Exercise brief: Wherever the string "Network" appears in a line, extract that line.

Records about charts and figures:
━━━━━━━━

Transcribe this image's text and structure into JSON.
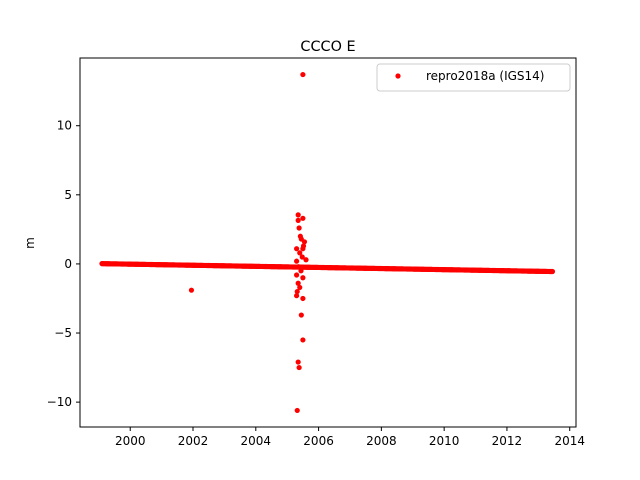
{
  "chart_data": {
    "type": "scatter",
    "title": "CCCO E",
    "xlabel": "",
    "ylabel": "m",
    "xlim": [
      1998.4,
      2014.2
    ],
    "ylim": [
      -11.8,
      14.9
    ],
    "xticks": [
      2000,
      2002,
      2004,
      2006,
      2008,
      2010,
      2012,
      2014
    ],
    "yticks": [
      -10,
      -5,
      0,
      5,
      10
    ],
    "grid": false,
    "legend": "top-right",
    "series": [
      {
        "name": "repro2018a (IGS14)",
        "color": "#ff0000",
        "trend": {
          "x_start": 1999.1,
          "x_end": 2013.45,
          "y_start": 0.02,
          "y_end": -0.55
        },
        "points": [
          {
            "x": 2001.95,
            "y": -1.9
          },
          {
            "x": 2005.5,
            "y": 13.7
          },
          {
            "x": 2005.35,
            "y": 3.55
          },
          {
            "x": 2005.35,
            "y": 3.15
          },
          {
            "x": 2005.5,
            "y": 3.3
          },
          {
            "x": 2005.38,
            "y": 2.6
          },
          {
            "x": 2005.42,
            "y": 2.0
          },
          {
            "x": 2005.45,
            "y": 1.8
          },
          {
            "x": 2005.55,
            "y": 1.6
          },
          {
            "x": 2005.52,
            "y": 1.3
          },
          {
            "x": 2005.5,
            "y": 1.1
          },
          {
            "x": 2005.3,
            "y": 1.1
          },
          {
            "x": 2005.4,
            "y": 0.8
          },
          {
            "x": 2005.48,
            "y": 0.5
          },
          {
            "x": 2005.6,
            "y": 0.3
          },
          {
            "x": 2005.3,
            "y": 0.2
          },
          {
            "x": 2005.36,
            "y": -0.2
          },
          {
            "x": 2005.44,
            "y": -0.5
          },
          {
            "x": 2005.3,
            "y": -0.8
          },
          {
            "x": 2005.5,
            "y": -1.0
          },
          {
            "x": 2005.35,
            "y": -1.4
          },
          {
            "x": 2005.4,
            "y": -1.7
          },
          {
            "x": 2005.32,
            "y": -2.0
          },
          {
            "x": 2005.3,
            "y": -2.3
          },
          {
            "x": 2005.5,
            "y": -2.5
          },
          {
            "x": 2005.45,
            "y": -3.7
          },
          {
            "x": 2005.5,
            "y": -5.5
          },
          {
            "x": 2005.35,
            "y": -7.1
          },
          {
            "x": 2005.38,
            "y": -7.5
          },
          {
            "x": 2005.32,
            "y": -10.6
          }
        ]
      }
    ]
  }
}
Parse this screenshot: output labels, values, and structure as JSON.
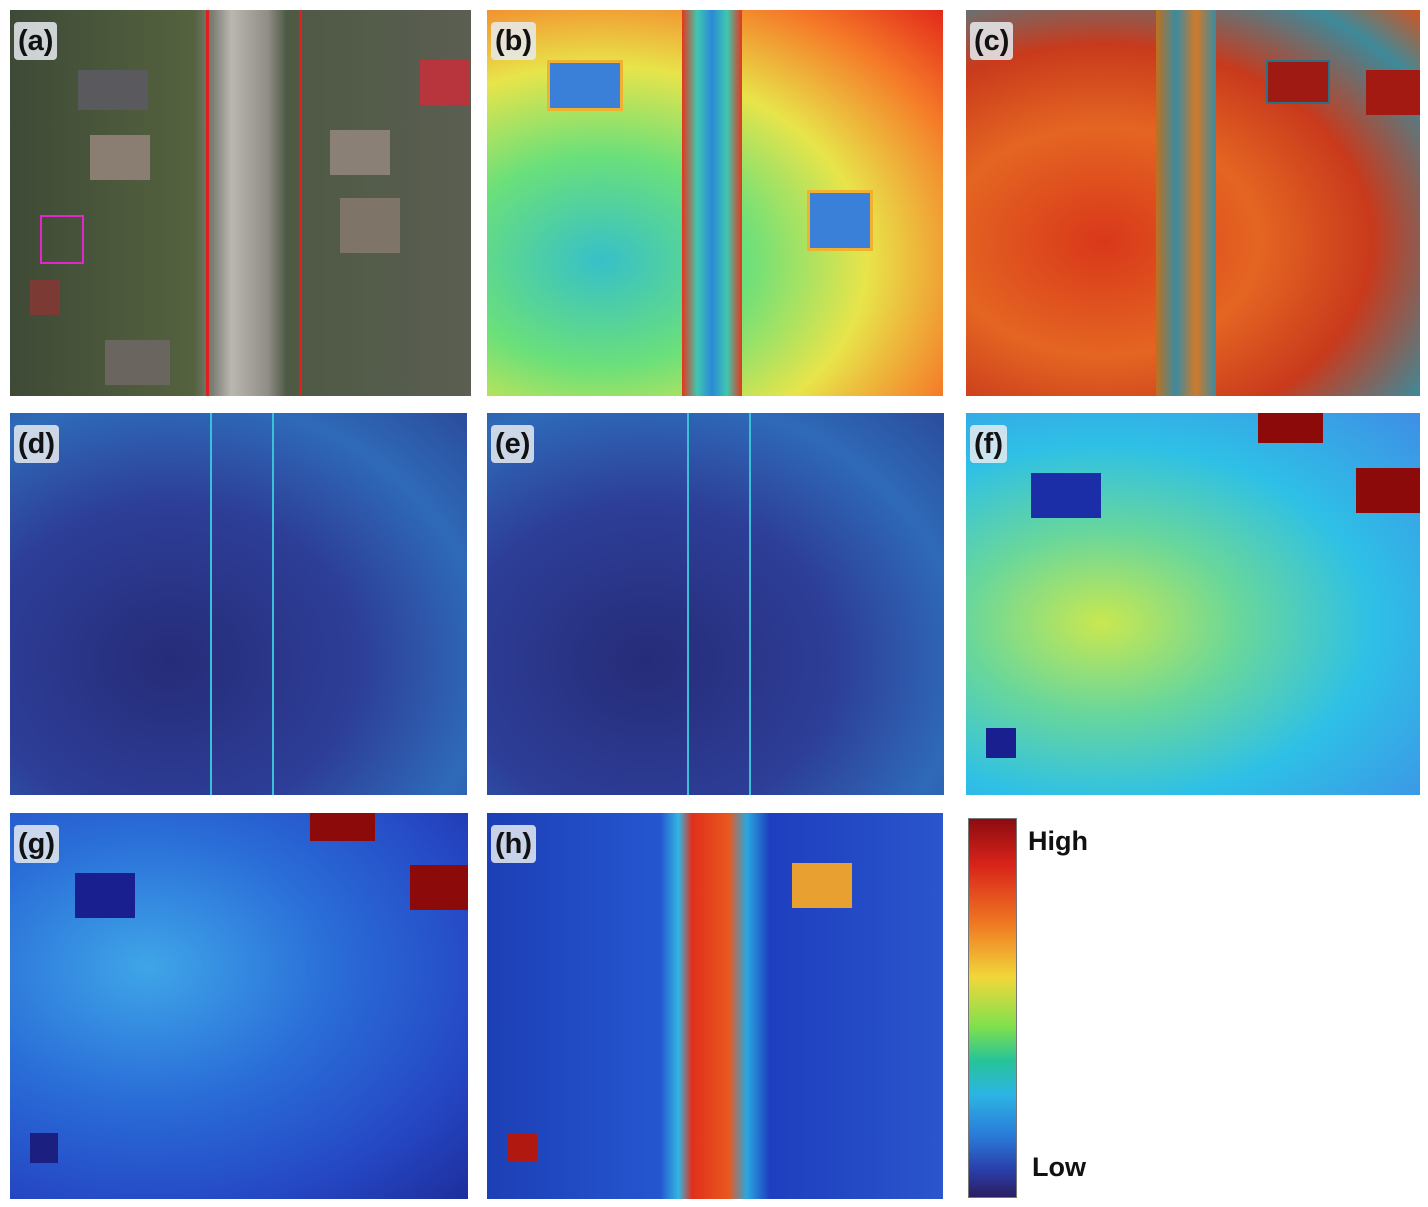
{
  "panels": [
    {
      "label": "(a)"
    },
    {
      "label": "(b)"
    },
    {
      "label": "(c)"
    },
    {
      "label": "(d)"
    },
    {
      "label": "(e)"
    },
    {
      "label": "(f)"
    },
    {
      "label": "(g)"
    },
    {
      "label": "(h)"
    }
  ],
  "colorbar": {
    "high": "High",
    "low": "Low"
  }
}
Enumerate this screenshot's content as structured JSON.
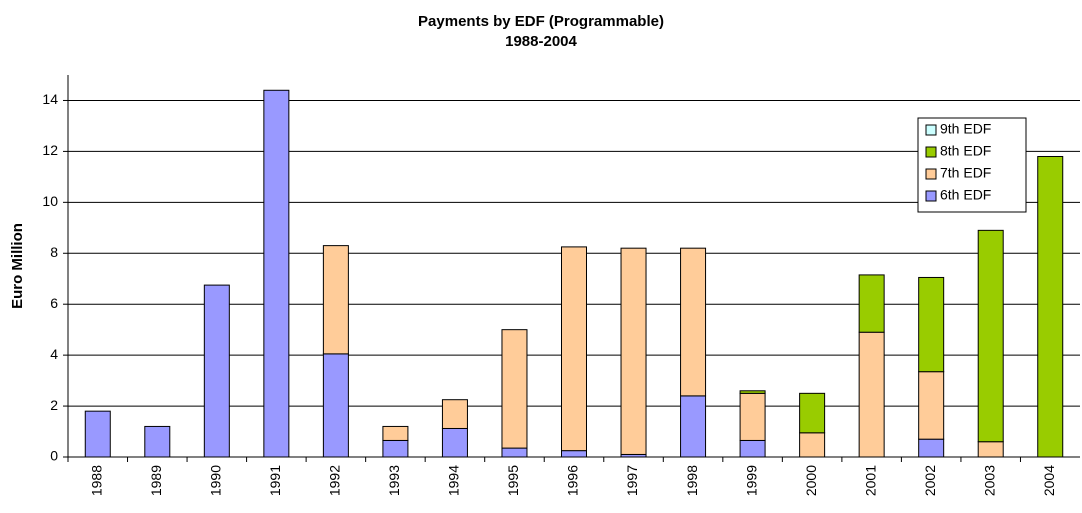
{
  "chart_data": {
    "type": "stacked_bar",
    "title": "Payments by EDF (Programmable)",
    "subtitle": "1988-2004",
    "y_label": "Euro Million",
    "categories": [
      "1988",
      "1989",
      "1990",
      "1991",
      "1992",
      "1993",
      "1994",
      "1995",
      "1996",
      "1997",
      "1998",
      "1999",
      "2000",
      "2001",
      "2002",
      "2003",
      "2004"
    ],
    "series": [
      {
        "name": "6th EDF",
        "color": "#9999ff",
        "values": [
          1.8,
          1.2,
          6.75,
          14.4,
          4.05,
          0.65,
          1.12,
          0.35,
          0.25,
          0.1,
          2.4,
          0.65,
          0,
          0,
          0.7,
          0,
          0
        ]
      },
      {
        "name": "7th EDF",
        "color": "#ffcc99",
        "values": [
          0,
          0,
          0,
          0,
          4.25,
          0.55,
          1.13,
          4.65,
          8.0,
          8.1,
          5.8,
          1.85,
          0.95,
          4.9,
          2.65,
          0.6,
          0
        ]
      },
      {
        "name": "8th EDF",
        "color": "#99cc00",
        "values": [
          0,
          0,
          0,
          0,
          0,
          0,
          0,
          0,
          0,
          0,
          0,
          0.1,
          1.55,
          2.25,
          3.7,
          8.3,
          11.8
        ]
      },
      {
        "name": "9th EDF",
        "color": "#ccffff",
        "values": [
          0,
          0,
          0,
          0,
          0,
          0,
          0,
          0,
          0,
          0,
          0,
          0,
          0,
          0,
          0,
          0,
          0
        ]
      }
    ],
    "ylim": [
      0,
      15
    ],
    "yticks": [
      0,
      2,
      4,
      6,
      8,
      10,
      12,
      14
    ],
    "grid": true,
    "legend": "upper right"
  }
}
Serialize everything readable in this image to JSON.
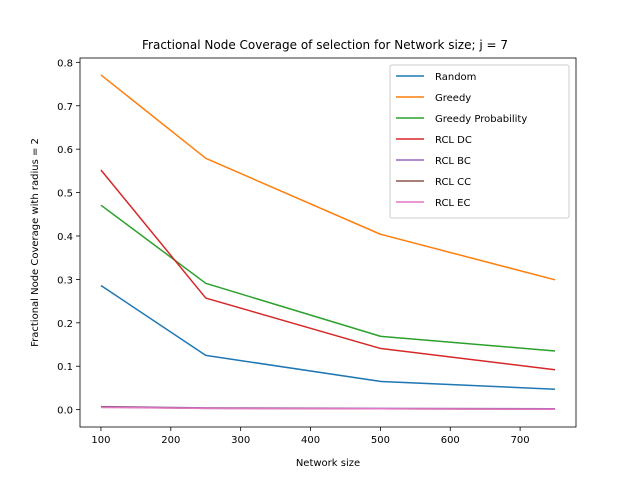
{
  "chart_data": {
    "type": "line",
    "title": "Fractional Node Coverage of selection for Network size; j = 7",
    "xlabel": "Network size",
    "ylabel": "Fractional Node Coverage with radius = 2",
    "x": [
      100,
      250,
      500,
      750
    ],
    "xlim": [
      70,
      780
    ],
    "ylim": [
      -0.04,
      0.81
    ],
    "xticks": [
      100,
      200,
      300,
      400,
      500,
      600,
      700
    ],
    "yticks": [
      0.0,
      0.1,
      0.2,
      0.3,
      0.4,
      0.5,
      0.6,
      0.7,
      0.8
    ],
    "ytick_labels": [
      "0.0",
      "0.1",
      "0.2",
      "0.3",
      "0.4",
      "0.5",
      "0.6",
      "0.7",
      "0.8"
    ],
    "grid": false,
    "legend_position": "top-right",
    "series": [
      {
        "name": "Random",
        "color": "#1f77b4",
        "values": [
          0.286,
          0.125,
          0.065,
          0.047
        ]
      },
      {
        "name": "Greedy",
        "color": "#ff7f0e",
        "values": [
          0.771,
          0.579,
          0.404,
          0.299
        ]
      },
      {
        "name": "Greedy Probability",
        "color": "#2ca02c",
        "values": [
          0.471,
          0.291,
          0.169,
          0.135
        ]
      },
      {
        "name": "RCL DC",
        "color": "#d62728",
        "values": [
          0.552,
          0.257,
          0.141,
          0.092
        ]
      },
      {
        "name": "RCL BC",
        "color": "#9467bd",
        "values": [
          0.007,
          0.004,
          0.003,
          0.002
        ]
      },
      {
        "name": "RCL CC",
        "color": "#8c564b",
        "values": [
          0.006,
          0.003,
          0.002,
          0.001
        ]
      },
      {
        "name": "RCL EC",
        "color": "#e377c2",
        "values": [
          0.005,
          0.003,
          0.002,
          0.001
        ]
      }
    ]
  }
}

━━━━━━━━

Answer for this exercise:
    "title": "Fractional Node Coverage of selection for Network size; j = 7",
    "xlabel": "Network size",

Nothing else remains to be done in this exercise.